### WHAT THE TASK REQUIRES
Every entry below should be repeated exactly; the pictures should not.

### DATASET EXTRACT
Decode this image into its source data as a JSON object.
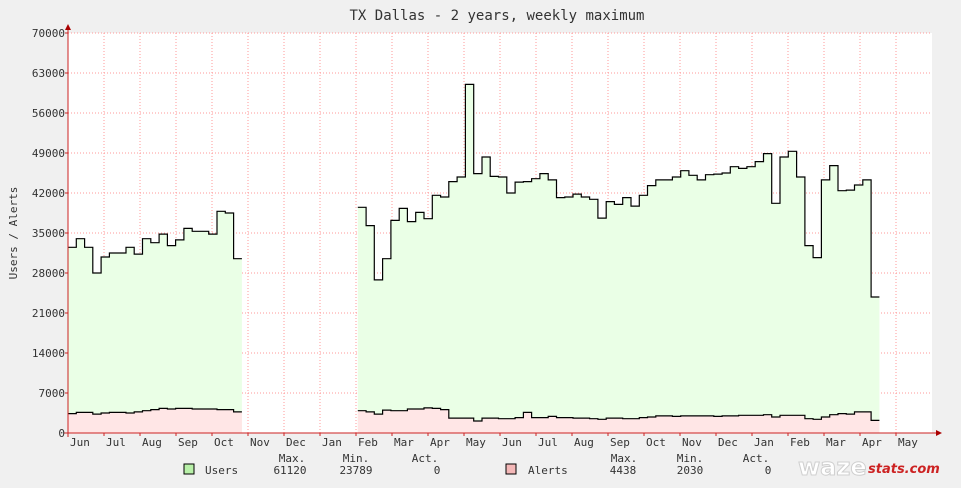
{
  "chart_data": {
    "type": "area",
    "title": "TX Dallas - 2 years, weekly maximum",
    "ylabel": "Users / Alerts",
    "ylim": [
      0,
      70000
    ],
    "yticks": [
      0,
      7000,
      14000,
      21000,
      28000,
      35000,
      42000,
      49000,
      56000,
      63000,
      70000
    ],
    "grid": true,
    "x_ticks": [
      "Jun",
      "Jul",
      "Aug",
      "Sep",
      "Oct",
      "Nov",
      "Dec",
      "Jan",
      "Feb",
      "Mar",
      "Apr",
      "May",
      "Jun",
      "Jul",
      "Aug",
      "Sep",
      "Oct",
      "Nov",
      "Dec",
      "Jan",
      "Feb",
      "Mar",
      "Apr",
      "May"
    ],
    "x_unit": "week",
    "series": [
      {
        "name": "Users",
        "color": "#000000",
        "fill": "#eaffe6",
        "stat_values": [
          "61120",
          "23789",
          "0"
        ],
        "values": [
          32500,
          34000,
          32500,
          28000,
          30800,
          31500,
          31500,
          32500,
          31300,
          34000,
          33300,
          34800,
          32800,
          33800,
          35800,
          35300,
          35300,
          34800,
          38800,
          38500,
          30500,
          null,
          null,
          null,
          null,
          null,
          null,
          null,
          null,
          null,
          null,
          null,
          null,
          null,
          null,
          39500,
          36300,
          26800,
          30500,
          37200,
          39300,
          37000,
          38600,
          37500,
          41600,
          41300,
          44000,
          44800,
          61000,
          45400,
          48300,
          44900,
          44800,
          42000,
          43900,
          44000,
          44500,
          45400,
          44300,
          41200,
          41300,
          41800,
          41300,
          40900,
          37600,
          40500,
          40000,
          41200,
          39700,
          41600,
          43300,
          44300,
          44300,
          44800,
          45900,
          45100,
          44300,
          45200,
          45300,
          45500,
          46600,
          46300,
          46600,
          47500,
          48900,
          40200,
          48300,
          49300,
          44800,
          32800,
          30700,
          44300,
          46800,
          42400,
          42500,
          43400,
          44300,
          23800
        ]
      },
      {
        "name": "Alerts",
        "color": "#000000",
        "fill": "#ffe6e6",
        "stat_values": [
          "4438",
          "2030",
          "0"
        ],
        "values": [
          3400,
          3600,
          3600,
          3300,
          3500,
          3600,
          3600,
          3500,
          3700,
          3900,
          4100,
          4300,
          4200,
          4300,
          4300,
          4200,
          4200,
          4200,
          4100,
          4100,
          3700,
          null,
          null,
          null,
          null,
          null,
          null,
          null,
          null,
          null,
          null,
          null,
          null,
          null,
          null,
          3900,
          3700,
          3300,
          4000,
          3900,
          3900,
          4200,
          4200,
          4400,
          4300,
          4100,
          2600,
          2600,
          2600,
          2100,
          2600,
          2600,
          2500,
          2500,
          2700,
          3600,
          2700,
          2700,
          2900,
          2700,
          2700,
          2600,
          2600,
          2500,
          2400,
          2600,
          2600,
          2500,
          2500,
          2700,
          2800,
          3000,
          3000,
          2900,
          3000,
          3000,
          3000,
          3000,
          2900,
          3000,
          3000,
          3100,
          3100,
          3100,
          3200,
          2800,
          3100,
          3100,
          3100,
          2500,
          2400,
          2800,
          3200,
          3400,
          3300,
          3700,
          3700,
          2200
        ]
      }
    ],
    "legend_headers": [
      "Max.",
      "Min.",
      "Act."
    ]
  },
  "logo": {
    "part1": "waze",
    "part2": "stats.com"
  }
}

### THE REPLY
Decode this image into its source data as a JSON object.
{
  "chart_data": {
    "type": "area",
    "title": "TX Dallas - 2 years, weekly maximum",
    "ylabel": "Users / Alerts",
    "ylim": [
      0,
      70000
    ],
    "yticks": [
      0,
      7000,
      14000,
      21000,
      28000,
      35000,
      42000,
      49000,
      56000,
      63000,
      70000
    ],
    "grid": true,
    "x_ticks": [
      "Jun",
      "Jul",
      "Aug",
      "Sep",
      "Oct",
      "Nov",
      "Dec",
      "Jan",
      "Feb",
      "Mar",
      "Apr",
      "May",
      "Jun",
      "Jul",
      "Aug",
      "Sep",
      "Oct",
      "Nov",
      "Dec",
      "Jan",
      "Feb",
      "Mar",
      "Apr",
      "May"
    ],
    "x_unit": "week",
    "series": [
      {
        "name": "Users",
        "color": "#000000",
        "fill": "#eaffe6",
        "stat_values": [
          "61120",
          "23789",
          "0"
        ],
        "values": [
          32500,
          34000,
          32500,
          28000,
          30800,
          31500,
          31500,
          32500,
          31300,
          34000,
          33300,
          34800,
          32800,
          33800,
          35800,
          35300,
          35300,
          34800,
          38800,
          38500,
          30500,
          null,
          null,
          null,
          null,
          null,
          null,
          null,
          null,
          null,
          null,
          null,
          null,
          null,
          null,
          39500,
          36300,
          26800,
          30500,
          37200,
          39300,
          37000,
          38600,
          37500,
          41600,
          41300,
          44000,
          44800,
          61000,
          45400,
          48300,
          44900,
          44800,
          42000,
          43900,
          44000,
          44500,
          45400,
          44300,
          41200,
          41300,
          41800,
          41300,
          40900,
          37600,
          40500,
          40000,
          41200,
          39700,
          41600,
          43300,
          44300,
          44300,
          44800,
          45900,
          45100,
          44300,
          45200,
          45300,
          45500,
          46600,
          46300,
          46600,
          47500,
          48900,
          40200,
          48300,
          49300,
          44800,
          32800,
          30700,
          44300,
          46800,
          42400,
          42500,
          43400,
          44300,
          23800
        ]
      },
      {
        "name": "Alerts",
        "color": "#000000",
        "fill": "#ffe6e6",
        "stat_values": [
          "4438",
          "2030",
          "0"
        ],
        "values": [
          3400,
          3600,
          3600,
          3300,
          3500,
          3600,
          3600,
          3500,
          3700,
          3900,
          4100,
          4300,
          4200,
          4300,
          4300,
          4200,
          4200,
          4200,
          4100,
          4100,
          3700,
          null,
          null,
          null,
          null,
          null,
          null,
          null,
          null,
          null,
          null,
          null,
          null,
          null,
          null,
          3900,
          3700,
          3300,
          4000,
          3900,
          3900,
          4200,
          4200,
          4400,
          4300,
          4100,
          2600,
          2600,
          2600,
          2100,
          2600,
          2600,
          2500,
          2500,
          2700,
          3600,
          2700,
          2700,
          2900,
          2700,
          2700,
          2600,
          2600,
          2500,
          2400,
          2600,
          2600,
          2500,
          2500,
          2700,
          2800,
          3000,
          3000,
          2900,
          3000,
          3000,
          3000,
          3000,
          2900,
          3000,
          3000,
          3100,
          3100,
          3100,
          3200,
          2800,
          3100,
          3100,
          3100,
          2500,
          2400,
          2800,
          3200,
          3400,
          3300,
          3700,
          3700,
          2200
        ]
      }
    ],
    "legend_headers": [
      "Max.",
      "Min.",
      "Act."
    ]
  },
  "logo": {
    "part1": "waze",
    "part2": "stats.com"
  }
}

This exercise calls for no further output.